> **Stated goal**
Working from the line that contains "Transcribe this image's" down to the last line below, repeat each line exactly.

> **Input data**
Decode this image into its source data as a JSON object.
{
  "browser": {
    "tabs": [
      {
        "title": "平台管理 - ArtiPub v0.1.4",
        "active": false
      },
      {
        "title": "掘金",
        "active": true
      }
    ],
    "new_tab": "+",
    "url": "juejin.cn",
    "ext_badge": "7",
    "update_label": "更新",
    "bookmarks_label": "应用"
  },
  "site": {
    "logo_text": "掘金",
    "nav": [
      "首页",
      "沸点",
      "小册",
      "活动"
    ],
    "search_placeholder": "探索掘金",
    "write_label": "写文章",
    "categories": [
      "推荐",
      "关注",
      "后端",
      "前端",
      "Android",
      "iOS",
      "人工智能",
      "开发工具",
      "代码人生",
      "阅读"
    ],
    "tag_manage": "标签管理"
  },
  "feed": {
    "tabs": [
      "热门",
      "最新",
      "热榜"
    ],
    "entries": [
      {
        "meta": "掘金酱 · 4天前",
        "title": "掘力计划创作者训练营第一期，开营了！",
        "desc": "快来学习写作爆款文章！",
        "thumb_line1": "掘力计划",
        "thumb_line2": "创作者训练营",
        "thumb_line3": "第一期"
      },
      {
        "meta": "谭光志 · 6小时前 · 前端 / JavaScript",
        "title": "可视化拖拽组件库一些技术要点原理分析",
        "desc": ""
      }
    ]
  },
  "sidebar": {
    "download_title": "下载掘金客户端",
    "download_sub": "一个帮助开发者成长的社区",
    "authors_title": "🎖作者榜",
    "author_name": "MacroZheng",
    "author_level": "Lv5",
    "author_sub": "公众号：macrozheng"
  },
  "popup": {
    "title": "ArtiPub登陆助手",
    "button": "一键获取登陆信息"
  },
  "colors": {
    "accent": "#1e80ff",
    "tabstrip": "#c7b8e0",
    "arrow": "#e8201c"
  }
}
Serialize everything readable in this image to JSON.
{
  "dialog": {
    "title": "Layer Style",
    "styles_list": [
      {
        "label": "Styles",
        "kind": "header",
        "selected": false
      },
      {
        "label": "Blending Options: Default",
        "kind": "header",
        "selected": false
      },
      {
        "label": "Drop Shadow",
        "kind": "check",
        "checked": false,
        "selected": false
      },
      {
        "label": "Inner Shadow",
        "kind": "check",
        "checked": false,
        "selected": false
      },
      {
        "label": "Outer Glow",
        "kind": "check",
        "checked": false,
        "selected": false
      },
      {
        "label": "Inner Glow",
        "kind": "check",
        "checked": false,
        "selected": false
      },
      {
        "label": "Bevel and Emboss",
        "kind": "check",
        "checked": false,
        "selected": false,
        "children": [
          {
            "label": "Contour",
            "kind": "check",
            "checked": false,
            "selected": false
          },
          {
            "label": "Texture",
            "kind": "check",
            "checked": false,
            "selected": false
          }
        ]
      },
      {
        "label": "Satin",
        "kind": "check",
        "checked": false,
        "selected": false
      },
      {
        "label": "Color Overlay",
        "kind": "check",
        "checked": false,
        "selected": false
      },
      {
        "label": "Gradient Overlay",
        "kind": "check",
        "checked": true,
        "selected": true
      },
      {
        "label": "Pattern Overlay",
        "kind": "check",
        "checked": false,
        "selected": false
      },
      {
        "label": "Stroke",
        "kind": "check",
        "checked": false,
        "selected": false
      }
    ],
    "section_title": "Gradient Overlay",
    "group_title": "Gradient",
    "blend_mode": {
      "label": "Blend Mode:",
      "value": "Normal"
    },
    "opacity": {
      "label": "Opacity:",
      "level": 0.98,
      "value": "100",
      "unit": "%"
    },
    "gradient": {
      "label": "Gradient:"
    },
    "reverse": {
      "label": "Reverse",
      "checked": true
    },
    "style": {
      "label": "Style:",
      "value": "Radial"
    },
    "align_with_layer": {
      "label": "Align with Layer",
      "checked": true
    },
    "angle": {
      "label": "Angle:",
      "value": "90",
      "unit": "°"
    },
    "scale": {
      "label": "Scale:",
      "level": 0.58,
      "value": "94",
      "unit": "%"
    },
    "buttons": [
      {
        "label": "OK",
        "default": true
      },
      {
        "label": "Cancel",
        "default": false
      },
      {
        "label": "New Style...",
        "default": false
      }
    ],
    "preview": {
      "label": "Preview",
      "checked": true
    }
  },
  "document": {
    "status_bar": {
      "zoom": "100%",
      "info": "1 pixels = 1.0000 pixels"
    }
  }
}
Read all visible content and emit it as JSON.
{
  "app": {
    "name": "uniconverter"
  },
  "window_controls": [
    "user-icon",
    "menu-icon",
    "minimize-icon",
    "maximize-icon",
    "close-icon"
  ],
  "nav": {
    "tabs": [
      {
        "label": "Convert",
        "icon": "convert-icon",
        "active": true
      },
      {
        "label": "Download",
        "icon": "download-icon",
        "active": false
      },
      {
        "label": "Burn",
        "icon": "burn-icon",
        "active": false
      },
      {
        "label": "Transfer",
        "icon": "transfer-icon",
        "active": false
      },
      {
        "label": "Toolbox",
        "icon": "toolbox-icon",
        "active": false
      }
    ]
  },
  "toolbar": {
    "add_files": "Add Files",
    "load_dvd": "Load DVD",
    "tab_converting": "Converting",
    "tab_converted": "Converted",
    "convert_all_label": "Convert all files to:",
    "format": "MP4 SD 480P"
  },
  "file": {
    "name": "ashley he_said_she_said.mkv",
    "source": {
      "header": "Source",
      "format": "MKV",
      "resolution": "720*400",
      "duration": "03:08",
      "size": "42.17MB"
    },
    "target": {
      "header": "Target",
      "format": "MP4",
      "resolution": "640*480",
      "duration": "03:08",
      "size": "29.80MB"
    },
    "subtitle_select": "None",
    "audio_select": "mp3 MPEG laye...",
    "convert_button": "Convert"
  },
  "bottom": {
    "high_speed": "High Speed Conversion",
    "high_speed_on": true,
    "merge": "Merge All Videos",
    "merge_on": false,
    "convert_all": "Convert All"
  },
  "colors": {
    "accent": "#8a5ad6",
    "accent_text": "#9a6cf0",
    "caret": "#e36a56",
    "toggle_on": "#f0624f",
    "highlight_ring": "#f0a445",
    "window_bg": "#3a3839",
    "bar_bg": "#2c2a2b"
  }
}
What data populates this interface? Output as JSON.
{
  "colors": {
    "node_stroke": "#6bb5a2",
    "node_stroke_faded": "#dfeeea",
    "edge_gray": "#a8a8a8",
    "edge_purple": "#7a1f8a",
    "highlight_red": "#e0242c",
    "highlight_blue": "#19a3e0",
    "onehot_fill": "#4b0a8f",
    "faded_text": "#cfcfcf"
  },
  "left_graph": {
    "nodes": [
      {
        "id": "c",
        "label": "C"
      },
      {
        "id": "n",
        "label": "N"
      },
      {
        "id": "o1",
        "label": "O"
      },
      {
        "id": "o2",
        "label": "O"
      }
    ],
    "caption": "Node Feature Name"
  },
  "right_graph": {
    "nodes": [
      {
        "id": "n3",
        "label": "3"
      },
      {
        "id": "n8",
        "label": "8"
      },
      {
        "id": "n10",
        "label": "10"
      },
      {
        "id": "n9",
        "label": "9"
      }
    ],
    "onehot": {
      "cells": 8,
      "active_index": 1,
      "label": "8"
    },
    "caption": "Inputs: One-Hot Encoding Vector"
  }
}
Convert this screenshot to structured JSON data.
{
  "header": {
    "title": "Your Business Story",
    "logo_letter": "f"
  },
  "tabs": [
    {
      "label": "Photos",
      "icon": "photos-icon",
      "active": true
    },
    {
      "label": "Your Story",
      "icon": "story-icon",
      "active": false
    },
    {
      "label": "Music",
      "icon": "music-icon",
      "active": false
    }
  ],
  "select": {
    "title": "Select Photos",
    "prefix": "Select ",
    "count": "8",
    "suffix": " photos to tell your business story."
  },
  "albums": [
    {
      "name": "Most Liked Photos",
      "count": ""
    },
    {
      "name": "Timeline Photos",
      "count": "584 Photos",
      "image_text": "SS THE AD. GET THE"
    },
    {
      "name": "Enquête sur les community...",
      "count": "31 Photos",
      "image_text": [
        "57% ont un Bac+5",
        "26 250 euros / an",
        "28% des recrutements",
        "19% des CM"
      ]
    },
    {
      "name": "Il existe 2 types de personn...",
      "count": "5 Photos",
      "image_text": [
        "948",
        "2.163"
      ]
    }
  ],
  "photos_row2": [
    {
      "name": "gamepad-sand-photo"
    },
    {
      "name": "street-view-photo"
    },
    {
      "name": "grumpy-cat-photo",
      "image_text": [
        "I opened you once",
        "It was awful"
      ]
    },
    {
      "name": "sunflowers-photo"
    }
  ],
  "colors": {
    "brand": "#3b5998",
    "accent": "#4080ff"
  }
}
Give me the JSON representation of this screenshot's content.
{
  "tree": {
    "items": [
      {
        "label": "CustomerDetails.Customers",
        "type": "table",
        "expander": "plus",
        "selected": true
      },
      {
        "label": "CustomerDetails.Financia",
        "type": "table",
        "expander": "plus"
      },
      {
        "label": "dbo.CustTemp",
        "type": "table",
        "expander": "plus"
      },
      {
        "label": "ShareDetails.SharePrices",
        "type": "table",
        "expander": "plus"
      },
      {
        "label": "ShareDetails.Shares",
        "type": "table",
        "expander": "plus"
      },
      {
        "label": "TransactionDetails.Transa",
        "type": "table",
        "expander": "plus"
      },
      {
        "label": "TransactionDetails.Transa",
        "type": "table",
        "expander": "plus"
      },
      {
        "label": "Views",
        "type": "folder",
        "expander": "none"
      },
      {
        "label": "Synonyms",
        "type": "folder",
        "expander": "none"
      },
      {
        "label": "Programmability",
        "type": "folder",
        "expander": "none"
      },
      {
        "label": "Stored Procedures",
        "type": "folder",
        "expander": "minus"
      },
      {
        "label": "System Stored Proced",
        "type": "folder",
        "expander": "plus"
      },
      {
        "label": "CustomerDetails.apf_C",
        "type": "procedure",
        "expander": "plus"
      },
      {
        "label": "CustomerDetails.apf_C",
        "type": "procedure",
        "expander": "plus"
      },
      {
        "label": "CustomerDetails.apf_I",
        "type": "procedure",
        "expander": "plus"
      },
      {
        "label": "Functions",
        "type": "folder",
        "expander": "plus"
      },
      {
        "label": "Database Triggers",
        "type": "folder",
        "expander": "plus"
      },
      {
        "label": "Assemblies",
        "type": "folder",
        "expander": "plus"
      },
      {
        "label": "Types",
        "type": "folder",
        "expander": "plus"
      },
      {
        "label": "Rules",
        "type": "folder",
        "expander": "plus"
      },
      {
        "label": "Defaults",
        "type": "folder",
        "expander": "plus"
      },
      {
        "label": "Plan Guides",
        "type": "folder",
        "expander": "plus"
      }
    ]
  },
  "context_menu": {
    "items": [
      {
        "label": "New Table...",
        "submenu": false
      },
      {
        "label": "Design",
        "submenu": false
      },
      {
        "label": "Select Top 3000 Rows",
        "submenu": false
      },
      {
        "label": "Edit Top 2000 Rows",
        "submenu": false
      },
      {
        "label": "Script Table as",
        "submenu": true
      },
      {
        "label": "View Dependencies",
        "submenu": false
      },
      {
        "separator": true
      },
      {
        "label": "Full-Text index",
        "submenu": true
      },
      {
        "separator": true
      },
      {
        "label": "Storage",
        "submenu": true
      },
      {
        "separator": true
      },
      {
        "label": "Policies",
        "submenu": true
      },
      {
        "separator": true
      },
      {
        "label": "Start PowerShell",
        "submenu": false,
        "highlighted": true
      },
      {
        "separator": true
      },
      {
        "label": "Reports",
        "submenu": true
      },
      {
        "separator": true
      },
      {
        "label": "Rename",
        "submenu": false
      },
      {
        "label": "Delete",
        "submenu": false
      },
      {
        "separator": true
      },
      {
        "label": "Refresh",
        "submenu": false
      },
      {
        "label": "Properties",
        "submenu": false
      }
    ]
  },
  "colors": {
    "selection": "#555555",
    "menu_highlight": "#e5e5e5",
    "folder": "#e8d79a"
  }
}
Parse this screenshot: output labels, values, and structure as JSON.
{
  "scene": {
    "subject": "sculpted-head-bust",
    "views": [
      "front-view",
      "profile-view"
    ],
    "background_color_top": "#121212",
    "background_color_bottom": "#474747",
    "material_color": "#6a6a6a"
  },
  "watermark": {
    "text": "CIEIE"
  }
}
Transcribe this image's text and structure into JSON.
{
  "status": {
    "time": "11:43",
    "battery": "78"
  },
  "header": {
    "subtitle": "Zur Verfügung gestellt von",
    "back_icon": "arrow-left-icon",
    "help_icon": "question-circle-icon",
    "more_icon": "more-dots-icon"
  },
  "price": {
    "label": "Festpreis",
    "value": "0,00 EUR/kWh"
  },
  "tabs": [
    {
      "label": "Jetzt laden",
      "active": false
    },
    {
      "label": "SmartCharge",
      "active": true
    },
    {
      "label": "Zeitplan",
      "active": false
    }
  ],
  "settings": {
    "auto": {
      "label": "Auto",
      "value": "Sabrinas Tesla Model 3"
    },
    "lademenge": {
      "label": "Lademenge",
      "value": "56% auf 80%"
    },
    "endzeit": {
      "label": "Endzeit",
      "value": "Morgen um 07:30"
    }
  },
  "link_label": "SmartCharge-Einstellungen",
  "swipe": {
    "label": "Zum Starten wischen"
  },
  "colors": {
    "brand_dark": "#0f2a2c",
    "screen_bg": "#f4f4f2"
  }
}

> **Result for this task**
Transcribe this image's text and structure into JSON.
{
  "status": {
    "time": "11:43",
    "battery": "78"
  },
  "header": {
    "subtitle": "Zur Verfügung gestellt von",
    "back_icon": "arrow-left-icon",
    "help_icon": "question-circle-icon",
    "more_icon": "more-dots-icon"
  },
  "price": {
    "label": "Festpreis",
    "value": "0,00 EUR/kWh"
  },
  "tabs": [
    {
      "label": "Jetzt laden",
      "active": false
    },
    {
      "label": "SmartCharge",
      "active": true
    },
    {
      "label": "Zeitplan",
      "active": false
    }
  ],
  "settings": {
    "auto": {
      "label": "Auto",
      "value": "Sabrinas Tesla Model 3"
    },
    "lademenge": {
      "label": "Lademenge",
      "value": "56% auf 80%"
    },
    "endzeit": {
      "label": "Endzeit",
      "value": "Morgen um 07:30"
    }
  },
  "link_label": "SmartCharge-Einstellungen",
  "swipe": {
    "label": "Zum Starten wischen"
  },
  "colors": {
    "brand_dark": "#0f2a2c",
    "screen_bg": "#f4f4f2"
  }
}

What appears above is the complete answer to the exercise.